Search the data below for "color"; list each line that holds it.

[Excerpt from a dataset]

>>>>

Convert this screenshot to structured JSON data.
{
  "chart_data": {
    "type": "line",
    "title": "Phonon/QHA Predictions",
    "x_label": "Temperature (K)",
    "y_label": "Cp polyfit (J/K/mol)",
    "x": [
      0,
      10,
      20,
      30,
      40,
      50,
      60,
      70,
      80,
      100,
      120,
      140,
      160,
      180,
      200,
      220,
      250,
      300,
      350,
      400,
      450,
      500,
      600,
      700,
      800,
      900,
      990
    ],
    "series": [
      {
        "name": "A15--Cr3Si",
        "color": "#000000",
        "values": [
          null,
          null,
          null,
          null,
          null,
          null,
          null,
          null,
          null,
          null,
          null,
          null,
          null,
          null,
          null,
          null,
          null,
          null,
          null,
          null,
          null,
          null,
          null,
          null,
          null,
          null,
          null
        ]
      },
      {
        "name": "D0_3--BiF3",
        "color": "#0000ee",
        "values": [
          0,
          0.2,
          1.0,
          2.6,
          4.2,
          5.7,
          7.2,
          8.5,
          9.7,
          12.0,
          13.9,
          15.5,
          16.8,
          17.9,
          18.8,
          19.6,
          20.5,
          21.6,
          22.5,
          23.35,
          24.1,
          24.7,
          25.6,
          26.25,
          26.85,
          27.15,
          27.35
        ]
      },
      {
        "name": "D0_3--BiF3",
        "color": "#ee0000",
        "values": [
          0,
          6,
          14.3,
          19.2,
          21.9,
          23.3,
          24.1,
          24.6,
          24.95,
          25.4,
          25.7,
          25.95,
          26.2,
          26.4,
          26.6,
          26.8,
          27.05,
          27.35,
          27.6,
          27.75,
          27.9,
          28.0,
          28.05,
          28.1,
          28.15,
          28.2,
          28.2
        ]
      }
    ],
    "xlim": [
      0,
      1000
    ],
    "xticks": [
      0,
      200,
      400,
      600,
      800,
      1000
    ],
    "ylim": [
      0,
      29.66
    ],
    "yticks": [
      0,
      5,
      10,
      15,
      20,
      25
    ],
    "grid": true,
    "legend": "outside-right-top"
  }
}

<<<<

The reply
        "color": "#000000",
        "color": "#0000ee",
        "color": "#ee0000",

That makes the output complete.